## AIM OF THE EXERCISE:
The records that follow must be repeated verbatim, every one of them.

════════════════════

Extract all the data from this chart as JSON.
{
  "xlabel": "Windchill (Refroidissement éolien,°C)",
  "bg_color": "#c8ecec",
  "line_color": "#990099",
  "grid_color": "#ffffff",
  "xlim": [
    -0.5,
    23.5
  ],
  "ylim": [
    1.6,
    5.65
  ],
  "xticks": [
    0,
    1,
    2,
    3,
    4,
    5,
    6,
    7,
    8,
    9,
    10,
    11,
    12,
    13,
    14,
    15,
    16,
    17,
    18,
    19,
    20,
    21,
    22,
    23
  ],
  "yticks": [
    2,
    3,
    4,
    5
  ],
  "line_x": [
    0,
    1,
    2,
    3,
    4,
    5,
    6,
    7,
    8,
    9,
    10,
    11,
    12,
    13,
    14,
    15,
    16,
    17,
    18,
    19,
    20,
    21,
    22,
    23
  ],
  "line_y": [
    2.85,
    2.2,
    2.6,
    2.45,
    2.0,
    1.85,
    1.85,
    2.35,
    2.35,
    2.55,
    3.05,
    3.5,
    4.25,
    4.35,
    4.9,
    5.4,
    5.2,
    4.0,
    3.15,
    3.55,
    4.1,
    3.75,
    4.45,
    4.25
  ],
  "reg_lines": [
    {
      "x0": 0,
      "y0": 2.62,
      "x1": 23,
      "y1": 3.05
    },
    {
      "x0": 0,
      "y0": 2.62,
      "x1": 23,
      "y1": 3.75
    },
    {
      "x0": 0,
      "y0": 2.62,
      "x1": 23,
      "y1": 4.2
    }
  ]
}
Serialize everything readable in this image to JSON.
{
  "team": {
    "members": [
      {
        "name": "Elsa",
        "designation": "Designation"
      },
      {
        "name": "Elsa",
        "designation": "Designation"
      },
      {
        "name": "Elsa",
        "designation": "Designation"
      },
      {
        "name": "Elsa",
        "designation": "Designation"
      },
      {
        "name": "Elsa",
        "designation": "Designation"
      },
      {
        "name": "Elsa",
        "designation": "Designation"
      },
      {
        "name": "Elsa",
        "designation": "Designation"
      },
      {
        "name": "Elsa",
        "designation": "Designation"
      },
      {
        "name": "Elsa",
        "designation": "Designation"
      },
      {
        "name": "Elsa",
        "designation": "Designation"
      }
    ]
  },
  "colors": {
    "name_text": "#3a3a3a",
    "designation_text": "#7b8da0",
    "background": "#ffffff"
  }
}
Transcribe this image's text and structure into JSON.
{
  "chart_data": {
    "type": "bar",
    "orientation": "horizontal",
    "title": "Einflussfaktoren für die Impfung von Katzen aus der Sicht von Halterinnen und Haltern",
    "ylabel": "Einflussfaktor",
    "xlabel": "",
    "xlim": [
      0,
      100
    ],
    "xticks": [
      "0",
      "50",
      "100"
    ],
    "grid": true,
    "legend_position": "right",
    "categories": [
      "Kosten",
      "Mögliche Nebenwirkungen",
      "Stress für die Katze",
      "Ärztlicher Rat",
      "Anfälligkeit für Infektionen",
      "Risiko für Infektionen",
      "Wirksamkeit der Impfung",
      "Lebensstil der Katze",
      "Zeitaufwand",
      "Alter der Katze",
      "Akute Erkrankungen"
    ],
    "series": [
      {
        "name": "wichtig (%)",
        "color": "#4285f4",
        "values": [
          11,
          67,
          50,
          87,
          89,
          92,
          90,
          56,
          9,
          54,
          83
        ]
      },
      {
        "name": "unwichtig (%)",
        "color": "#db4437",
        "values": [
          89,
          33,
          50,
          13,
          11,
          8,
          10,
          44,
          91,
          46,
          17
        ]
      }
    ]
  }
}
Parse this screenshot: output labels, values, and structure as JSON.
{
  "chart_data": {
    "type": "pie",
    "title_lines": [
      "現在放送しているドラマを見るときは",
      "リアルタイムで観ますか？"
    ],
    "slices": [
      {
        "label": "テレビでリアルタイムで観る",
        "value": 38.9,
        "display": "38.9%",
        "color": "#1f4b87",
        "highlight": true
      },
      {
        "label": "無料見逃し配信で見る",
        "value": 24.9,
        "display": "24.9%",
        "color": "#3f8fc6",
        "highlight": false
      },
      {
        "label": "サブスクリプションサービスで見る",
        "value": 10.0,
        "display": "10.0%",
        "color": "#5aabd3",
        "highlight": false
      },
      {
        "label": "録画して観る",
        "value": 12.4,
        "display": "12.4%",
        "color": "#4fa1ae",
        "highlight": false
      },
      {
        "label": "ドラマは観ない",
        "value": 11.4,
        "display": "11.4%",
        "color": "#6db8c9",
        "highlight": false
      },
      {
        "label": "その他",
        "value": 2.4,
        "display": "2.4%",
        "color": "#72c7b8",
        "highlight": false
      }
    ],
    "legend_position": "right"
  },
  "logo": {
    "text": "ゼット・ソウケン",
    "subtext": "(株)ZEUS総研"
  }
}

════════════════════

## SOLUTION FOR THIS PROBLEM:
Extract all the data from this chart as JSON.
{
  "xlabel": "Windchill (Refroidissement éolien,°C)",
  "bg_color": "#c8ecec",
  "line_color": "#990099",
  "grid_color": "#ffffff",
  "xlim": [
    -0.5,
    23.5
  ],
  "ylim": [
    1.6,
    5.65
  ],
  "xticks": [
    0,
    1,
    2,
    3,
    4,
    5,
    6,
    7,
    8,
    9,
    10,
    11,
    12,
    13,
    14,
    15,
    16,
    17,
    18,
    19,
    20,
    21,
    22,
    23
  ],
  "yticks": [
    2,
    3,
    4,
    5
  ],
  "line_x": [
    0,
    1,
    2,
    3,
    4,
    5,
    6,
    7,
    8,
    9,
    10,
    11,
    12,
    13,
    14,
    15,
    16,
    17,
    18,
    19,
    20,
    21,
    22,
    23
  ],
  "line_y": [
    2.85,
    2.2,
    2.6,
    2.45,
    2.0,
    1.85,
    1.85,
    2.35,
    2.35,
    2.55,
    3.05,
    3.5,
    4.25,
    4.35,
    4.9,
    5.4,
    5.2,
    4.0,
    3.15,
    3.55,
    4.1,
    3.75,
    4.45,
    4.25
  ],
  "reg_lines": [
    {
      "x0": 0,
      "y0": 2.62,
      "x1": 23,
      "y1": 3.05
    },
    {
      "x0": 0,
      "y0": 2.62,
      "x1": 23,
      "y1": 3.75
    },
    {
      "x0": 0,
      "y0": 2.62,
      "x1": 23,
      "y1": 4.2
    }
  ]
}
Serialize everything readable in this image to JSON.
{
  "team": {
    "members": [
      {
        "name": "Elsa",
        "designation": "Designation"
      },
      {
        "name": "Elsa",
        "designation": "Designation"
      },
      {
        "name": "Elsa",
        "designation": "Designation"
      },
      {
        "name": "Elsa",
        "designation": "Designation"
      },
      {
        "name": "Elsa",
        "designation": "Designation"
      },
      {
        "name": "Elsa",
        "designation": "Designation"
      },
      {
        "name": "Elsa",
        "designation": "Designation"
      },
      {
        "name": "Elsa",
        "designation": "Designation"
      },
      {
        "name": "Elsa",
        "designation": "Designation"
      },
      {
        "name": "Elsa",
        "designation": "Designation"
      }
    ]
  },
  "colors": {
    "name_text": "#3a3a3a",
    "designation_text": "#7b8da0",
    "background": "#ffffff"
  }
}
Transcribe this image's text and structure into JSON.
{
  "chart_data": {
    "type": "bar",
    "orientation": "horizontal",
    "title": "Einflussfaktoren für die Impfung von Katzen aus der Sicht von Halterinnen und Haltern",
    "ylabel": "Einflussfaktor",
    "xlabel": "",
    "xlim": [
      0,
      100
    ],
    "xticks": [
      "0",
      "50",
      "100"
    ],
    "grid": true,
    "legend_position": "right",
    "categories": [
      "Kosten",
      "Mögliche Nebenwirkungen",
      "Stress für die Katze",
      "Ärztlicher Rat",
      "Anfälligkeit für Infektionen",
      "Risiko für Infektionen",
      "Wirksamkeit der Impfung",
      "Lebensstil der Katze",
      "Zeitaufwand",
      "Alter der Katze",
      "Akute Erkrankungen"
    ],
    "series": [
      {
        "name": "wichtig (%)",
        "color": "#4285f4",
        "values": [
          11,
          67,
          50,
          87,
          89,
          92,
          90,
          56,
          9,
          54,
          83
        ]
      },
      {
        "name": "unwichtig (%)",
        "color": "#db4437",
        "values": [
          89,
          33,
          50,
          13,
          11,
          8,
          10,
          44,
          91,
          46,
          17
        ]
      }
    ]
  }
}
Parse this screenshot: output labels, values, and structure as JSON.
{
  "chart_data": {
    "type": "pie",
    "title_lines": [
      "現在放送しているドラマを見るときは",
      "リアルタイムで観ますか？"
    ],
    "slices": [
      {
        "label": "テレビでリアルタイムで観る",
        "value": 38.9,
        "display": "38.9%",
        "color": "#1f4b87",
        "highlight": true
      },
      {
        "label": "無料見逃し配信で見る",
        "value": 24.9,
        "display": "24.9%",
        "color": "#3f8fc6",
        "highlight": false
      },
      {
        "label": "サブスクリプションサービスで見る",
        "value": 10.0,
        "display": "10.0%",
        "color": "#5aabd3",
        "highlight": false
      },
      {
        "label": "録画して観る",
        "value": 12.4,
        "display": "12.4%",
        "color": "#4fa1ae",
        "highlight": false
      },
      {
        "label": "ドラマは観ない",
        "value": 11.4,
        "display": "11.4%",
        "color": "#6db8c9",
        "highlight": false
      },
      {
        "label": "その他",
        "value": 2.4,
        "display": "2.4%",
        "color": "#72c7b8",
        "highlight": false
      }
    ],
    "legend_position": "right"
  },
  "logo": {
    "text": "ゼット・ソウケン",
    "subtext": "(株)ZEUS総研"
  }
}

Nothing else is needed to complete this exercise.